◆ What is expected
Below is a listing. Gather each line of it that contains "competition".

◆ Dataset records
###
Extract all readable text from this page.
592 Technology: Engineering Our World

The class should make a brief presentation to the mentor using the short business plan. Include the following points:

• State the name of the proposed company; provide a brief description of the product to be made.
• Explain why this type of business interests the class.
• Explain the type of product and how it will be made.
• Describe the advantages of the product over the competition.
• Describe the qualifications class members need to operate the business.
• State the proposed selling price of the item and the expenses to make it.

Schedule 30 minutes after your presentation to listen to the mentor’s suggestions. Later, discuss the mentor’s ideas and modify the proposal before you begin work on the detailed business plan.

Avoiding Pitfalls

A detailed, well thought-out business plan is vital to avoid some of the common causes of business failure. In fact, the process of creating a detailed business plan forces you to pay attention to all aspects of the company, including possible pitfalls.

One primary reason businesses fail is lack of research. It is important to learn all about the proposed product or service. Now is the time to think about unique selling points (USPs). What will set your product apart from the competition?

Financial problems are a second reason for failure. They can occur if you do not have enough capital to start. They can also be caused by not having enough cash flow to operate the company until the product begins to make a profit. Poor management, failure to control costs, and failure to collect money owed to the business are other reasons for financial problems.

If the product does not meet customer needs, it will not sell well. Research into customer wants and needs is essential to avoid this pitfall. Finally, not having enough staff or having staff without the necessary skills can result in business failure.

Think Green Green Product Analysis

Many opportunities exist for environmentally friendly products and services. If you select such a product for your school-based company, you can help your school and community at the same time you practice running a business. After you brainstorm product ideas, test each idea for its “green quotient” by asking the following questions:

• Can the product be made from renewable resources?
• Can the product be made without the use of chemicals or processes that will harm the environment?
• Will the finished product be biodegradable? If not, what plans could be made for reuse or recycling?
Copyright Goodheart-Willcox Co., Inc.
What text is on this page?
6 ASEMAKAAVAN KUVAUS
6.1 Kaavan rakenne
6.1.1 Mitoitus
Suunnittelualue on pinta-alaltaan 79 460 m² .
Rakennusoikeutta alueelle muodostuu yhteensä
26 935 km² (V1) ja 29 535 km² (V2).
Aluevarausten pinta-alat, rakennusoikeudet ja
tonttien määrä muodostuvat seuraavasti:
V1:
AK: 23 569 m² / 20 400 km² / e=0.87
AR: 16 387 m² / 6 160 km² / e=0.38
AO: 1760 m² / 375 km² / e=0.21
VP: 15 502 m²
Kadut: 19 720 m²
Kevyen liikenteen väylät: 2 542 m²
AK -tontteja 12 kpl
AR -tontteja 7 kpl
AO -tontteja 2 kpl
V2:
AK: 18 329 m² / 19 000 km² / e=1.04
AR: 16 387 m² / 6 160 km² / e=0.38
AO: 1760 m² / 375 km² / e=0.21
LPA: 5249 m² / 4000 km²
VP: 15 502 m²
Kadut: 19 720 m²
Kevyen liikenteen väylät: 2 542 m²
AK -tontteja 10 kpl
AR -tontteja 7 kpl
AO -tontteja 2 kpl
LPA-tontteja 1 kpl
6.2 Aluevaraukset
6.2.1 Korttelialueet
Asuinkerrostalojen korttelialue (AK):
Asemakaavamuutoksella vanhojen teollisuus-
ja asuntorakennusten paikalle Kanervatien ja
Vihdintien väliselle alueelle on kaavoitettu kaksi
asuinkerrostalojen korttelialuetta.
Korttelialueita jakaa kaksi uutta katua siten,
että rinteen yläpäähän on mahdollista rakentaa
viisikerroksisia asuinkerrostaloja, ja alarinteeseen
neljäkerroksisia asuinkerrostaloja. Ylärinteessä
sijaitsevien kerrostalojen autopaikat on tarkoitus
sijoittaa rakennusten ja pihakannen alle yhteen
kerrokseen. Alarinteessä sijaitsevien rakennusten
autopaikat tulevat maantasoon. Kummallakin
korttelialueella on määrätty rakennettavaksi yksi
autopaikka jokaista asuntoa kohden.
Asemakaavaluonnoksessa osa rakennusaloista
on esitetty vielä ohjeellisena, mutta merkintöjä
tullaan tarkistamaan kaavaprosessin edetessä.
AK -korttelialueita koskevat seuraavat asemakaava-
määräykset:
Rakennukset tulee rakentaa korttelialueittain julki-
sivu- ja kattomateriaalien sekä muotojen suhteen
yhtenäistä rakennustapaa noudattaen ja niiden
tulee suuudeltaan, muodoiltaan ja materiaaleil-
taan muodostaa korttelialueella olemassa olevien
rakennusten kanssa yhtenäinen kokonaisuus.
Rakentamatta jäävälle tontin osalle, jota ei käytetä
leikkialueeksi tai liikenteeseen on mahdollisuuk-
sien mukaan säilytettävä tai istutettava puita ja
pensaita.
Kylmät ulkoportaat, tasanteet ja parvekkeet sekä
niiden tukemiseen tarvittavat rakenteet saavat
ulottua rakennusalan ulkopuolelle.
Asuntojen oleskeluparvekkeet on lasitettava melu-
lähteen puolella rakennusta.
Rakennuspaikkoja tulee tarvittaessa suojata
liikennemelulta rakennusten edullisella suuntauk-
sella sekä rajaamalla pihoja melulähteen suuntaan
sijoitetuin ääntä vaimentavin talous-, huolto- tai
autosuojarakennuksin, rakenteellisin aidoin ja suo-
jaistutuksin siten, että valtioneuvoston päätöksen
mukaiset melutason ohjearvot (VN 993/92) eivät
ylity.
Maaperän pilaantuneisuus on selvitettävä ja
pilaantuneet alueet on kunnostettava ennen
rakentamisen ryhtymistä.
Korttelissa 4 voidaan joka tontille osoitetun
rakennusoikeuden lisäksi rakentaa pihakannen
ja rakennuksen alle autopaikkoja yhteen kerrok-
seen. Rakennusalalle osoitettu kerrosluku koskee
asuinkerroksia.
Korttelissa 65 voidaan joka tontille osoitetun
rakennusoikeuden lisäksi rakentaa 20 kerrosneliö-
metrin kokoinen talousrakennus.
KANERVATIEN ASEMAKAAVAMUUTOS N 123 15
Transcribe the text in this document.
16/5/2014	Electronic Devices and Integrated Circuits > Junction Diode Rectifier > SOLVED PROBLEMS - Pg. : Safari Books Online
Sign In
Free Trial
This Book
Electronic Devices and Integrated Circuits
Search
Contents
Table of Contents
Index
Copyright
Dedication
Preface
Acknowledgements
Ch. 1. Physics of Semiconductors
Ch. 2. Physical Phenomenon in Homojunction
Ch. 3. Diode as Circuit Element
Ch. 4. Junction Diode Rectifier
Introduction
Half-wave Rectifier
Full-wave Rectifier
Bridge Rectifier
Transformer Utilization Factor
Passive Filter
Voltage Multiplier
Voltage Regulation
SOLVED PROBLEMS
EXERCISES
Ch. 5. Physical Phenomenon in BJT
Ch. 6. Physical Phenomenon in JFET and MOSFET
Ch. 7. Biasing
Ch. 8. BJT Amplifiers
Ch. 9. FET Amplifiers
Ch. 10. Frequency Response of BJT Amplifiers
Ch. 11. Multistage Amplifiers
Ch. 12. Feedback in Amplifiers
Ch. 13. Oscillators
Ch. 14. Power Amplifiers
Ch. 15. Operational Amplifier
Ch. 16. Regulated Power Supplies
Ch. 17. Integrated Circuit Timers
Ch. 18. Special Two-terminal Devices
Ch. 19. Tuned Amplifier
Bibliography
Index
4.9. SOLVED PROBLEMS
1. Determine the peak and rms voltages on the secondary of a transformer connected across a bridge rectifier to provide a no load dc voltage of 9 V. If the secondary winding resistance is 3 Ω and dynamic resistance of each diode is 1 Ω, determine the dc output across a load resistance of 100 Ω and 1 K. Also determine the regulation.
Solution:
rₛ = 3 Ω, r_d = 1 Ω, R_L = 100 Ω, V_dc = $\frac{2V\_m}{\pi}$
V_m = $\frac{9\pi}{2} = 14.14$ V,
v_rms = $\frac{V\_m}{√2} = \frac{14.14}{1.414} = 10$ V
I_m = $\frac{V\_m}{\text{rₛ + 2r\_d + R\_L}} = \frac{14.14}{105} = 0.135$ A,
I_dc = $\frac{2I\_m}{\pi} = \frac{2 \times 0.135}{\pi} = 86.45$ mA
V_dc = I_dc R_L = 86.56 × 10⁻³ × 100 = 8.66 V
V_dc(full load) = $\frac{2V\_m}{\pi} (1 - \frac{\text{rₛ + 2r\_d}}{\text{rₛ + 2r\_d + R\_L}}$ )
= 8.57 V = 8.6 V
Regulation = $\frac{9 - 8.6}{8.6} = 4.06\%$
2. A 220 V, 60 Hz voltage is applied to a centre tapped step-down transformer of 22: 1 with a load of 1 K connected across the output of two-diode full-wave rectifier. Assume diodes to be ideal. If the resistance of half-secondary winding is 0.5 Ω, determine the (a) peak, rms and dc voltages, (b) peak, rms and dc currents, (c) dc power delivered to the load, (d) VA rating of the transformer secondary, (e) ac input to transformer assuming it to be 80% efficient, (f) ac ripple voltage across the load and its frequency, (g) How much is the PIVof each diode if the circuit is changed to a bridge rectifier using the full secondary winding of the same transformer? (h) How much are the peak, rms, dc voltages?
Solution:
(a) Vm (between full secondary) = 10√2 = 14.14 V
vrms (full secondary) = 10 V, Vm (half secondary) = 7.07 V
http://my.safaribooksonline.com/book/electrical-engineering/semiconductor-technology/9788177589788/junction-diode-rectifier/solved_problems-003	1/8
###
◆ Task response
• Describe the advantages of the product over the competition.
One primary reason businesses fail is lack of research. It is important to learn all about the proposed product or service. Now is the time to think about unique selling points (USPs). What will set your product apart from the competition?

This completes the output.